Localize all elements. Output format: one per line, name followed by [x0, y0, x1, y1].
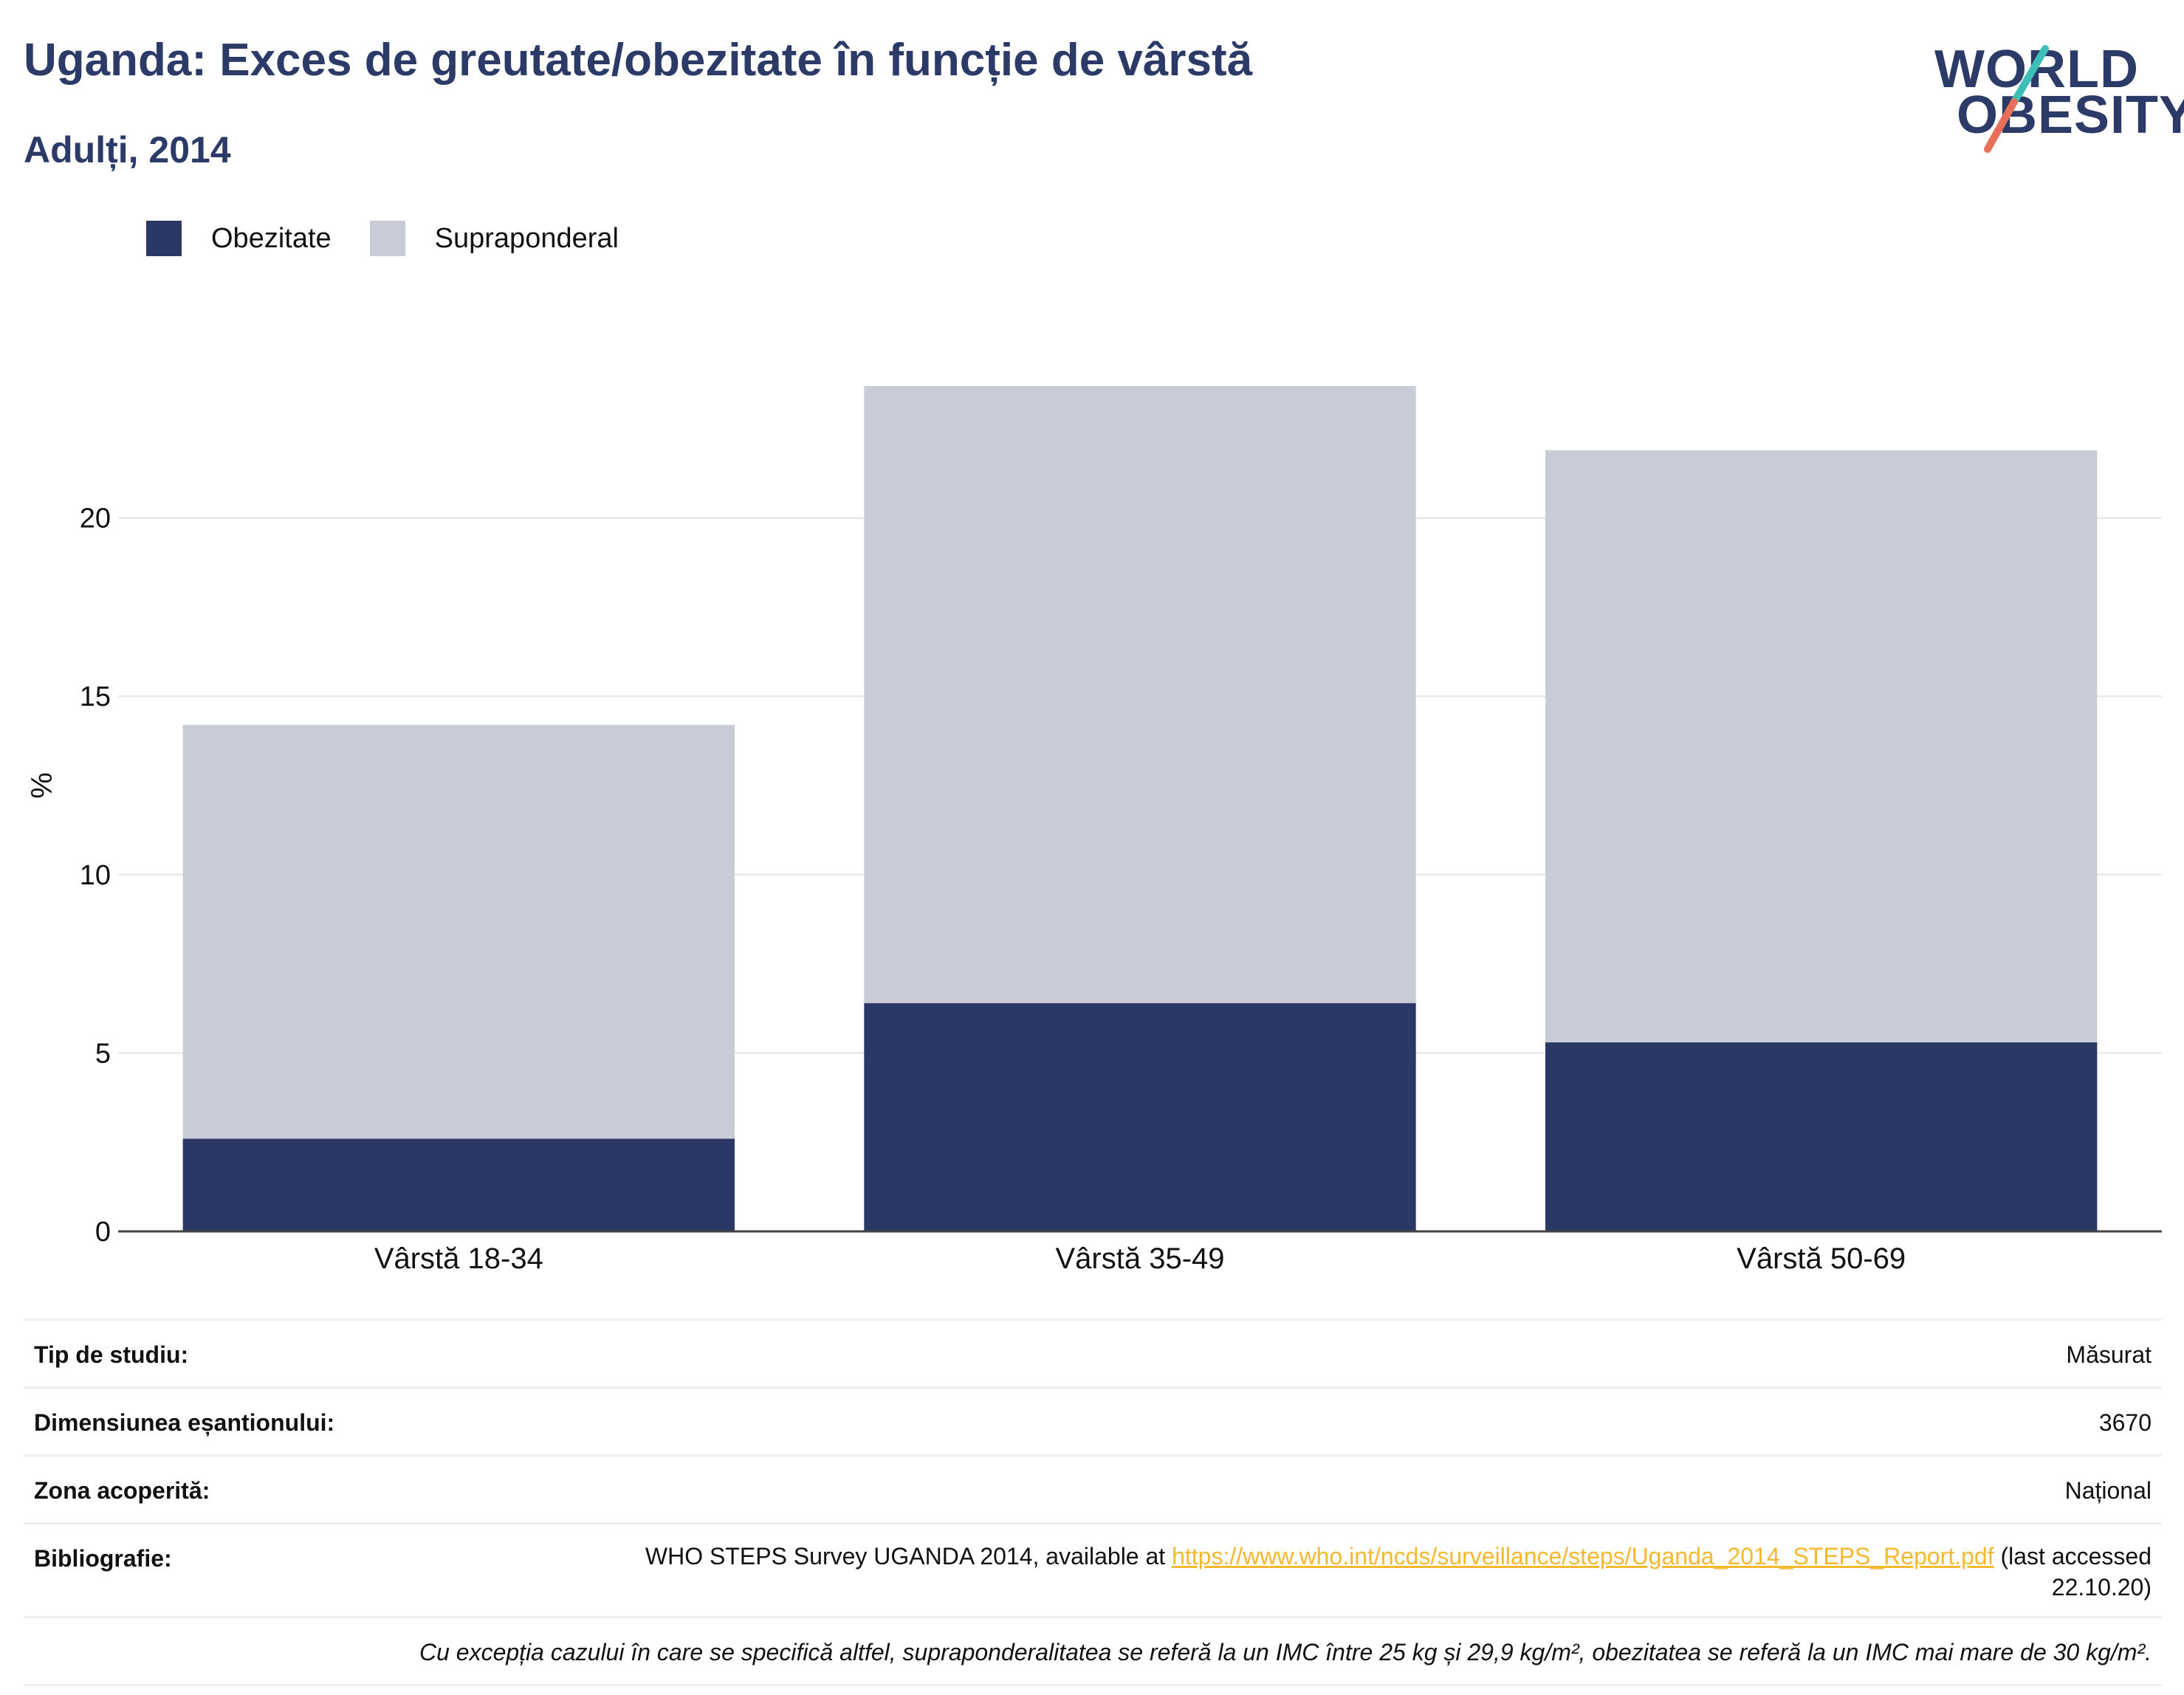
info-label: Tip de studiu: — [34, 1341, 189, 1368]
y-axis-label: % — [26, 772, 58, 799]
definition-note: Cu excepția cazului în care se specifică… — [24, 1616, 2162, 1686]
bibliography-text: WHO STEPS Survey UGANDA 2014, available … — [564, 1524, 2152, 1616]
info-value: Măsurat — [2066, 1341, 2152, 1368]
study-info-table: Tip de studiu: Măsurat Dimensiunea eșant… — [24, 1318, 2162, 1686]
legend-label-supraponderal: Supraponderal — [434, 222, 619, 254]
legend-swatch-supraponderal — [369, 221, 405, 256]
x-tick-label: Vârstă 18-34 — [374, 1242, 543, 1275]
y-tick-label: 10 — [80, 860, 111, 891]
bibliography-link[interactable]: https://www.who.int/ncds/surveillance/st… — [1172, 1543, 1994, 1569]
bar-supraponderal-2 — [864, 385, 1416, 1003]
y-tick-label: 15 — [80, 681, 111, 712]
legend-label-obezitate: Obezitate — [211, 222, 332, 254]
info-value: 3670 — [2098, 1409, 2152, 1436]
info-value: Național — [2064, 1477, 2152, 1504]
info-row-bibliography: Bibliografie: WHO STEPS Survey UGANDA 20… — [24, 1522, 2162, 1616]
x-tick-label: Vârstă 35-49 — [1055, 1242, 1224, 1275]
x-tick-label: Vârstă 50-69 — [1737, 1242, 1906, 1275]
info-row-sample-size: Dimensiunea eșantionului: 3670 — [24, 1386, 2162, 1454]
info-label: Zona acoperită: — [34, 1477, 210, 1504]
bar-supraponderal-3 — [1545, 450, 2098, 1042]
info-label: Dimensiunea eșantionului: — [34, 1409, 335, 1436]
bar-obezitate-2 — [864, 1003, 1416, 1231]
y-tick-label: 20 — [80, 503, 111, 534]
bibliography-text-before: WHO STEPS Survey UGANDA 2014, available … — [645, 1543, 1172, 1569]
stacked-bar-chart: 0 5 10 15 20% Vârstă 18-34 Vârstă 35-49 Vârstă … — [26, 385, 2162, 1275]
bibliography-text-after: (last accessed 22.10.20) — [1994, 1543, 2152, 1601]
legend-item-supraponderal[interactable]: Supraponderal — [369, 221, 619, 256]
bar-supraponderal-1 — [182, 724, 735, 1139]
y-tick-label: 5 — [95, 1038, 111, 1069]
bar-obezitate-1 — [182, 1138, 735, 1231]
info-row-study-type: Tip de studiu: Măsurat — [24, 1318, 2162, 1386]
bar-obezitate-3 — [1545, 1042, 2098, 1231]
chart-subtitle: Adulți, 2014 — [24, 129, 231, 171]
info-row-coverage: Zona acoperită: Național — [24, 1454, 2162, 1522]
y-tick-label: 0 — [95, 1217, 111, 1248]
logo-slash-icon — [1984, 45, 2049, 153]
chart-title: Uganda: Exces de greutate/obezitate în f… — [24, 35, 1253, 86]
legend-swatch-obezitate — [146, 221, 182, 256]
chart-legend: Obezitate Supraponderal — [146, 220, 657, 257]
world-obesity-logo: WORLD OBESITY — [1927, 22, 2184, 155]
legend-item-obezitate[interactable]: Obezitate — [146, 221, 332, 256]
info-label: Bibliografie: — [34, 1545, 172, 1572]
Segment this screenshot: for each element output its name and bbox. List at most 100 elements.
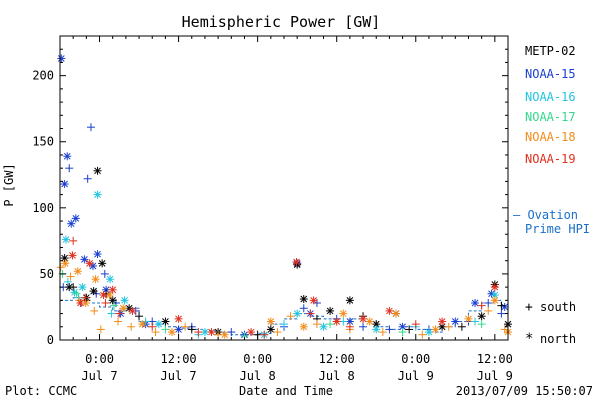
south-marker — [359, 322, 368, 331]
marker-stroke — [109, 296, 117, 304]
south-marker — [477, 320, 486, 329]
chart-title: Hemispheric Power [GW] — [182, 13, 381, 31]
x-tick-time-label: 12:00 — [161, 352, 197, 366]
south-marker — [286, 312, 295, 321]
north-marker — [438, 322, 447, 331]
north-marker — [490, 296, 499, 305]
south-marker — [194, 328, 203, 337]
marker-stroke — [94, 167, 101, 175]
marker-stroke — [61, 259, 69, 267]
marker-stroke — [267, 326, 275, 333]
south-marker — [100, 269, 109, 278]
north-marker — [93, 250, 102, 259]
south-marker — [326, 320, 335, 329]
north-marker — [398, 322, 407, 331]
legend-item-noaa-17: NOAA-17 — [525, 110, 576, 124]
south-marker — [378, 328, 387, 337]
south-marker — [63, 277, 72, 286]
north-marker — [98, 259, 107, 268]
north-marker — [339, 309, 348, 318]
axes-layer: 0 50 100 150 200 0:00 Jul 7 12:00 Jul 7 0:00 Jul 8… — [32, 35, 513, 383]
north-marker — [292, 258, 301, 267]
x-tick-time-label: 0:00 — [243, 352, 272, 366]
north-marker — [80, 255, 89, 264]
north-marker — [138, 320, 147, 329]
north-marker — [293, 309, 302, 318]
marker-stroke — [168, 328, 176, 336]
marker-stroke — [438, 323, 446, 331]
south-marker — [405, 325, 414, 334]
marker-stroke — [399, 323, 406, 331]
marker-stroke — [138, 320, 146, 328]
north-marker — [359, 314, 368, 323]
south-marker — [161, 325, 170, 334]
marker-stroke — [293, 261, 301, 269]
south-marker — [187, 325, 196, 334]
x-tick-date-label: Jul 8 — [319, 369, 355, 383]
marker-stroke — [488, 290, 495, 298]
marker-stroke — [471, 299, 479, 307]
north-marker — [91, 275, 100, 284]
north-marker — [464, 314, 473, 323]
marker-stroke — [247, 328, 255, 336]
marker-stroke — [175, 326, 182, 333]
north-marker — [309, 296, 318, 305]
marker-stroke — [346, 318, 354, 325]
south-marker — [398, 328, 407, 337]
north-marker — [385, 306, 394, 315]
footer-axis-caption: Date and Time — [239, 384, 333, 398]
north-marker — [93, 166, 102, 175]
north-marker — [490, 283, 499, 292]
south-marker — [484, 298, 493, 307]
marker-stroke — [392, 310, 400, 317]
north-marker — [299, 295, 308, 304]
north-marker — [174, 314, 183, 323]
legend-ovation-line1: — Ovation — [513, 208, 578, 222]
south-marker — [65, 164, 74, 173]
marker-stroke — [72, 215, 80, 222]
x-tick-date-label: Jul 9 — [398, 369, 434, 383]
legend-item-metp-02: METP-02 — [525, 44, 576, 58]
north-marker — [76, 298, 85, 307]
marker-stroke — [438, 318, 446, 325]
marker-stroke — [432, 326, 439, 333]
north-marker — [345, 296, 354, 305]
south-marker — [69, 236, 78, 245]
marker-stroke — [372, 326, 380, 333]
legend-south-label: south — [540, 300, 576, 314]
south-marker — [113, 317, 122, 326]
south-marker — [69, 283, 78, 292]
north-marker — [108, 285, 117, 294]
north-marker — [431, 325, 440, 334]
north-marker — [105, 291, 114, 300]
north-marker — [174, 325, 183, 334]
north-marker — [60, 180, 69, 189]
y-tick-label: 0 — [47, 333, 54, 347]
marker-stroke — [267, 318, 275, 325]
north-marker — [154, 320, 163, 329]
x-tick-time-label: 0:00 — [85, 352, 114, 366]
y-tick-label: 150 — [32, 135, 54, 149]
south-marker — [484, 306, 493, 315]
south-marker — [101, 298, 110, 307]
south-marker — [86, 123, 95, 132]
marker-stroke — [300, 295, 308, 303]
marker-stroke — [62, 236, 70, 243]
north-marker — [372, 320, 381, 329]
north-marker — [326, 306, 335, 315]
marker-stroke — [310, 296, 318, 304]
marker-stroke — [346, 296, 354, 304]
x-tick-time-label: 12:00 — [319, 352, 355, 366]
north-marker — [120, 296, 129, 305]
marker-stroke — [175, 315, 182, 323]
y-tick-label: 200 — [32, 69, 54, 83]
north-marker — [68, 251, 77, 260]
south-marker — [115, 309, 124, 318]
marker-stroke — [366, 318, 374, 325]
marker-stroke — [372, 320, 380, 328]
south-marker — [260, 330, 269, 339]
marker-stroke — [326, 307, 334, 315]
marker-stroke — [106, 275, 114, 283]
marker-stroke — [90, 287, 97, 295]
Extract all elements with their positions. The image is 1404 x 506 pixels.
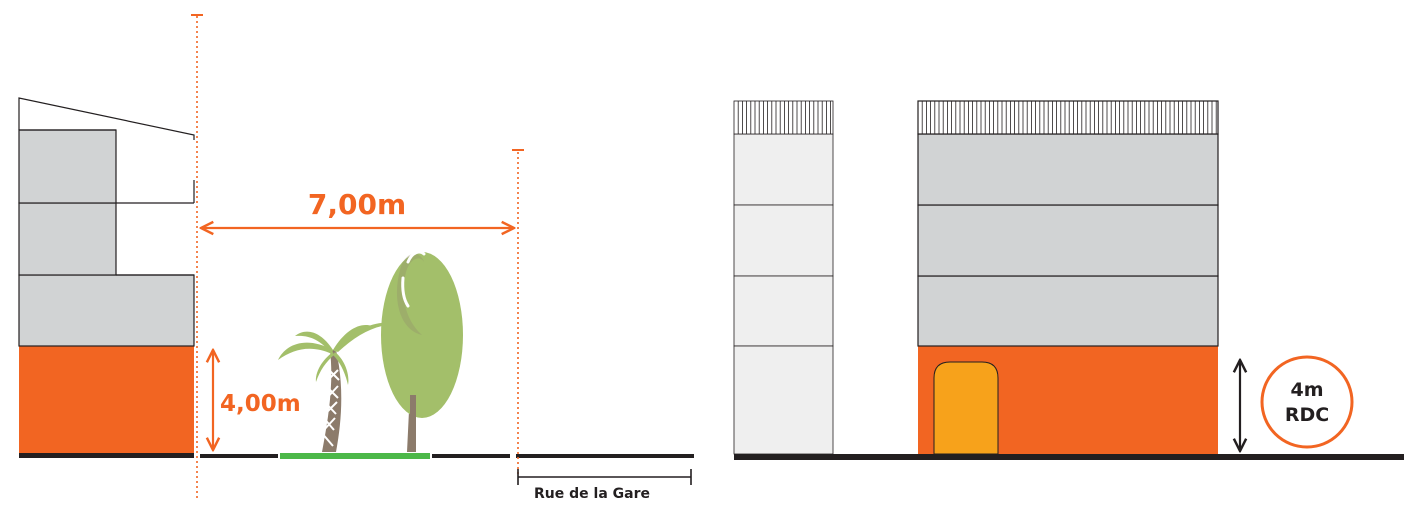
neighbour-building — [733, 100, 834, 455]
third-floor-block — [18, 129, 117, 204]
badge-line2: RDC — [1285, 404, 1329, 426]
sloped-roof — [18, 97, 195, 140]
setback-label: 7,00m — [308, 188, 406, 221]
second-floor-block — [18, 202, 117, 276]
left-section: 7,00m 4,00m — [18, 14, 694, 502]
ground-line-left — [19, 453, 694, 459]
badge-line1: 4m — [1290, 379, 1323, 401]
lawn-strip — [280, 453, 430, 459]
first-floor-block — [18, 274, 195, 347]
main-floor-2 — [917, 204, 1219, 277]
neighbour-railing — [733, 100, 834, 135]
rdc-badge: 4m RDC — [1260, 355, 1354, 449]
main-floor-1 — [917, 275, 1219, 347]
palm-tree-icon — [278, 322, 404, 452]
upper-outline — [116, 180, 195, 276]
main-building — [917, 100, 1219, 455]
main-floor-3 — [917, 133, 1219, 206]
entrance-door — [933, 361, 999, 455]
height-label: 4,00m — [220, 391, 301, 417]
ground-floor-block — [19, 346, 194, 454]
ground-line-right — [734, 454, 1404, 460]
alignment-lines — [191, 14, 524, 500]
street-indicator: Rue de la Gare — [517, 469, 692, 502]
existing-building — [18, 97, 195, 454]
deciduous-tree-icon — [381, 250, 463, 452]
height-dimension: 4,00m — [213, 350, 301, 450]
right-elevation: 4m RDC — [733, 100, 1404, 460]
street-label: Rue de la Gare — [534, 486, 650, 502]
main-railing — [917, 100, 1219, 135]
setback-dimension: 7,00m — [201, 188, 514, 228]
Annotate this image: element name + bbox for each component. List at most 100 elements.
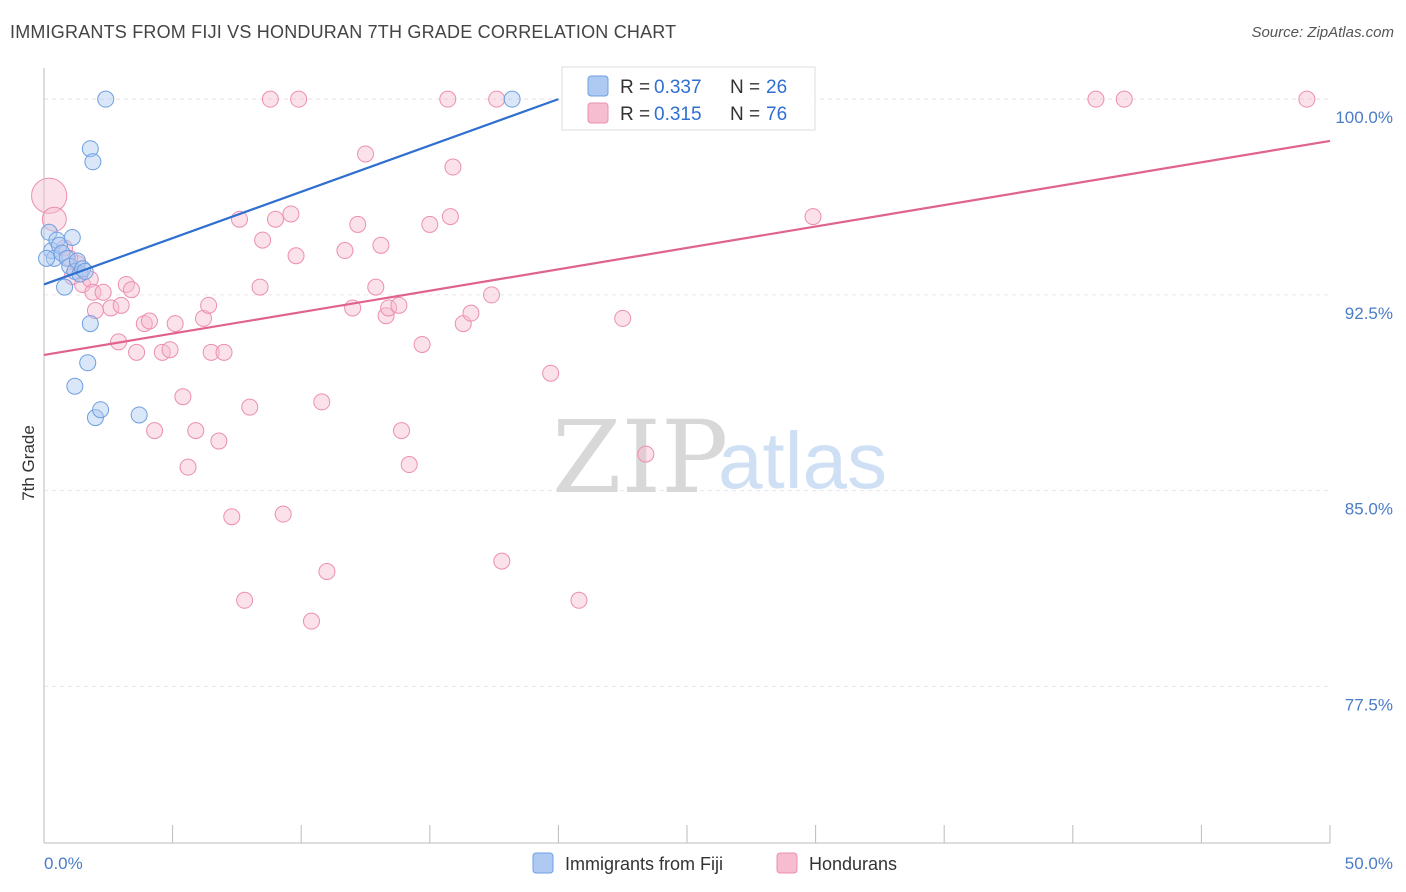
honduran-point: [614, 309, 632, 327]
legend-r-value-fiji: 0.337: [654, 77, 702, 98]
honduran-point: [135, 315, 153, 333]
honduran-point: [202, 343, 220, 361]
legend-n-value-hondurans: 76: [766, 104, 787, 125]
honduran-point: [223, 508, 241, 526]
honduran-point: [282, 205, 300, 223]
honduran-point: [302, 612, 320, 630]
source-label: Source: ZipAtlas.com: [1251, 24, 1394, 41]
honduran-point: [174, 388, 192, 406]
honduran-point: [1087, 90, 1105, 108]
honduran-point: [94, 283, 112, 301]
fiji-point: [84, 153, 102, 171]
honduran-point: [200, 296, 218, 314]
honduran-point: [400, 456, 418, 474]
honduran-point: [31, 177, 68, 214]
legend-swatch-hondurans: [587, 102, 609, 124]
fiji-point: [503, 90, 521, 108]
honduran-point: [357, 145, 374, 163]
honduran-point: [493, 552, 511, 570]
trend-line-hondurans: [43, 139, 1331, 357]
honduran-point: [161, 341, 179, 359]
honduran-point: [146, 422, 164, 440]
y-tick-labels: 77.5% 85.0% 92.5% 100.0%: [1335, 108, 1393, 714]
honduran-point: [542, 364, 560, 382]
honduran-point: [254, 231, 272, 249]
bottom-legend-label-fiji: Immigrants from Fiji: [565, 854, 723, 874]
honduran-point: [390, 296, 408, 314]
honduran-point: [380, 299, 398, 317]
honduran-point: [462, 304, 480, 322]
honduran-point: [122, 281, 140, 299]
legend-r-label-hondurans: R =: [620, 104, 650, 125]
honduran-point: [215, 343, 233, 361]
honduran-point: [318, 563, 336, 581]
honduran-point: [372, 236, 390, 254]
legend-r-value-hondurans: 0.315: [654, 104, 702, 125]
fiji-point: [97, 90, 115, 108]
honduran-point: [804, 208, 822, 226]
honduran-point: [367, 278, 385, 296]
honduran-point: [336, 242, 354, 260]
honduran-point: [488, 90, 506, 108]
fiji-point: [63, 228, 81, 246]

----

## [THE TASK]
Could you update the rows starting with the line with "south-marker — [359, 322, 368, 331]" and going on through the line with "north-marker — [93, 250, 102, 259]" so that "marker-outline" replaces "marker-stroke" and nothing else changes? Return only those lines.

## [COMPLETED EXERCISE]
south-marker — [359, 322, 368, 331]
marker-outline — [109, 296, 117, 304]
south-marker — [477, 320, 486, 329]
chart-title: Hemispheric Power [GW] — [182, 13, 381, 31]
x-tick-time-label: 12:00 — [161, 352, 197, 366]
south-marker — [286, 312, 295, 321]
north-marker — [438, 322, 447, 331]
north-marker — [490, 296, 499, 305]
south-marker — [194, 328, 203, 337]
marker-outline — [94, 167, 101, 175]
marker-outline — [61, 259, 69, 267]
marker-outline — [267, 326, 275, 333]
south-marker — [100, 269, 109, 278]
north-marker — [93, 250, 102, 259]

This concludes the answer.